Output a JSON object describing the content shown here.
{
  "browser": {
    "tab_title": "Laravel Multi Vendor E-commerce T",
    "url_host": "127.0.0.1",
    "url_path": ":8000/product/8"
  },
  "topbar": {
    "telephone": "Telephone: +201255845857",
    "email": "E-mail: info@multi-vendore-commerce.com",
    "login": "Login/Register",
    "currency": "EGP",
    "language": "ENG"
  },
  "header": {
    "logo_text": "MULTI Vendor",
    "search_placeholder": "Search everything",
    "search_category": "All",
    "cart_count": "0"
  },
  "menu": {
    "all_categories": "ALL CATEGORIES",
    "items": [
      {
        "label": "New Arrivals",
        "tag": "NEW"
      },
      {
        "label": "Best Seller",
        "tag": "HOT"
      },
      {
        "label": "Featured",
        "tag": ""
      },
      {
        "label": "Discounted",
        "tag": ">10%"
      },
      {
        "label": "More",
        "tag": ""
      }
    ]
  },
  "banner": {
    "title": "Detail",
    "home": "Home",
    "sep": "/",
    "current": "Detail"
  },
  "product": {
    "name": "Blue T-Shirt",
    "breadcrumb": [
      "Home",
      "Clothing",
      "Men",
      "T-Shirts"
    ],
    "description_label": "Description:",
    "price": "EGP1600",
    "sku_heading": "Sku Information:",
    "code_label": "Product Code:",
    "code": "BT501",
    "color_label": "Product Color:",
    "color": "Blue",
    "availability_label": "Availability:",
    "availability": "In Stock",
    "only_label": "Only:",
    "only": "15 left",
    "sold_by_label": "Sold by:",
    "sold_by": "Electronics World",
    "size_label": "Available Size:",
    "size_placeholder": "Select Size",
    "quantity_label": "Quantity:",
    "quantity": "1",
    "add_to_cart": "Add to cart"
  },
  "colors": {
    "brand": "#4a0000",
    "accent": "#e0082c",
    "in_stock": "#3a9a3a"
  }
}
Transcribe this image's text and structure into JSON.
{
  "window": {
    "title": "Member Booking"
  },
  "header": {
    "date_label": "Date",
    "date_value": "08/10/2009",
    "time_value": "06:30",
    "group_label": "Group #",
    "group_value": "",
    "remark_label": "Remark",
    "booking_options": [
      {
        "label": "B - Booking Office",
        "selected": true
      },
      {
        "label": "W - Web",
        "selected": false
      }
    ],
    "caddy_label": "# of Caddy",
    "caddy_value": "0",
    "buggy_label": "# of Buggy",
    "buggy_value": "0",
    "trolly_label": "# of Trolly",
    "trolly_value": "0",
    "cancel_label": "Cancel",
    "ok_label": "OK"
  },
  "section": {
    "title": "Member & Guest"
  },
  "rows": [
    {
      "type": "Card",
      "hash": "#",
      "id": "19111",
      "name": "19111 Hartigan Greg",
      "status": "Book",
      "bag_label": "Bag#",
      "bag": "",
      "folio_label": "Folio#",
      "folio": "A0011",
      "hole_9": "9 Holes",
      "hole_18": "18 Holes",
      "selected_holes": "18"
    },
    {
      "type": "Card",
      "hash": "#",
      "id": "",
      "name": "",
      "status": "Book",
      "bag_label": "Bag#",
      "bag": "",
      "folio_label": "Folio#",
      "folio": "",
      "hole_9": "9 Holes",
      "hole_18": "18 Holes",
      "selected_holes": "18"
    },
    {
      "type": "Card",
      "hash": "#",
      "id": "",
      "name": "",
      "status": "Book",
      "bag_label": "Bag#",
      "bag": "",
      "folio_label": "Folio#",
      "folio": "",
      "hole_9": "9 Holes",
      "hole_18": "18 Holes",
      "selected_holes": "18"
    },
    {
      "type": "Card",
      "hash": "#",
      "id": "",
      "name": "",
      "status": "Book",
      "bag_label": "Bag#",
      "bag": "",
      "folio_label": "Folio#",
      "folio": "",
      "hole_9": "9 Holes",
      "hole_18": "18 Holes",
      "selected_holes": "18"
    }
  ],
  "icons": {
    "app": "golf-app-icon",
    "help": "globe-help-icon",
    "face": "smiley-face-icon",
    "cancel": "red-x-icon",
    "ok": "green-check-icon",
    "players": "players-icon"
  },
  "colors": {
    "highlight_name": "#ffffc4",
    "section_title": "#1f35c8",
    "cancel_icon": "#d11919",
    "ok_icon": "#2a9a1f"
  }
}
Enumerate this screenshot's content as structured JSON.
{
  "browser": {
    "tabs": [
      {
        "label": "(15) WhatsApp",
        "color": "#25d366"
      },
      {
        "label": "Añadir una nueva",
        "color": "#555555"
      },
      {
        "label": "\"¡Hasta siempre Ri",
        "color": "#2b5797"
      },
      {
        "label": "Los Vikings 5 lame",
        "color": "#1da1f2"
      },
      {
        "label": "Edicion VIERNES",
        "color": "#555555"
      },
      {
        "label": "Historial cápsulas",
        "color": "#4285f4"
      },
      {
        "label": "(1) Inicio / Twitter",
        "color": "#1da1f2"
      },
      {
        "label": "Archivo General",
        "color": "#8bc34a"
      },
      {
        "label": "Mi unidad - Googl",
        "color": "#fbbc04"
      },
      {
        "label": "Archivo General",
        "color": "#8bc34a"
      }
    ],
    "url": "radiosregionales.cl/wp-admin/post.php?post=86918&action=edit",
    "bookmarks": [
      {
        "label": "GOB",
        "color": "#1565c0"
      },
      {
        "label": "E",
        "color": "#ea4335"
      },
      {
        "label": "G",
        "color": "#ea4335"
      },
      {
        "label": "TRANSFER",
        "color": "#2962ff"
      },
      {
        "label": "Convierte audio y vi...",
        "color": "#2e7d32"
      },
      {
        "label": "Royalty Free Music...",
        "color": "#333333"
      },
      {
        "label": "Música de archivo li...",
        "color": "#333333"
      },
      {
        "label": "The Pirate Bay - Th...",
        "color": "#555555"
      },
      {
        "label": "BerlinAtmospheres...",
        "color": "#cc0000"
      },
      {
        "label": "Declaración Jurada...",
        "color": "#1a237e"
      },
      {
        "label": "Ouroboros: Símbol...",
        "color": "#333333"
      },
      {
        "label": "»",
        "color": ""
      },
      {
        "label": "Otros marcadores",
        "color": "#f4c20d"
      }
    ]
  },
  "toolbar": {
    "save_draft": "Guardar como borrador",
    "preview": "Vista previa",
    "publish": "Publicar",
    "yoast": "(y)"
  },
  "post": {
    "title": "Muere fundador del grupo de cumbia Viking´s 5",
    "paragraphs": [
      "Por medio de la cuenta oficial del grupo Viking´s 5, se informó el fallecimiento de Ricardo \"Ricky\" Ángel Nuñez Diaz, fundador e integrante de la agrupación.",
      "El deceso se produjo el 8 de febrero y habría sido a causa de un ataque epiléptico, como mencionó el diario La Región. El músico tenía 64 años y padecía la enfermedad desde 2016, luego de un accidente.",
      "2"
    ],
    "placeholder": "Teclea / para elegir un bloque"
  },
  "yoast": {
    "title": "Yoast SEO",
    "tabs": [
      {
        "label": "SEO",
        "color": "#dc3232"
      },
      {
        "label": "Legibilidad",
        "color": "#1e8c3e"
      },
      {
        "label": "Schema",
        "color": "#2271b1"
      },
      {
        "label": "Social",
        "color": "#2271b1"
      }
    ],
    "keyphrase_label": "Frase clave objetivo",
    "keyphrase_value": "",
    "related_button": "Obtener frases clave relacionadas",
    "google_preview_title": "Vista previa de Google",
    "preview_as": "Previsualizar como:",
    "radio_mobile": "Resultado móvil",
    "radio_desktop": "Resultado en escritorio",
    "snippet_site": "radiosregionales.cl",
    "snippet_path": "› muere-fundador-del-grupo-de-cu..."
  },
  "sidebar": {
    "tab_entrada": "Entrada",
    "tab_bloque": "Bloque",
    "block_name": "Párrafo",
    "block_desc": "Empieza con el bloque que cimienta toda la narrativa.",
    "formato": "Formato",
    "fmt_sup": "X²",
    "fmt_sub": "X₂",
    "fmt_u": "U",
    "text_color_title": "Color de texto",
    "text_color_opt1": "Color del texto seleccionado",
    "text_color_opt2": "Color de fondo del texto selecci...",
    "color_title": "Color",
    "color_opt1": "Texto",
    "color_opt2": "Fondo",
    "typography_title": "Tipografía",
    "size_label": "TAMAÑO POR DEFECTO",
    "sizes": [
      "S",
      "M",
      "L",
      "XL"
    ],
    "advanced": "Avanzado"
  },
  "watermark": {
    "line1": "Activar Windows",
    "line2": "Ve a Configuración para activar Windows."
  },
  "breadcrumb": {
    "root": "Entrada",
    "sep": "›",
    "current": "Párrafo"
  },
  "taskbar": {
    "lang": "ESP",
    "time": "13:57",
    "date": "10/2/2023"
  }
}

+++

** GIVEN PROBLEM **
Determine how many lines above contain "fundador" as a word or string. Give the number alone.

** RESPONSE TO THE EXERCISE **
3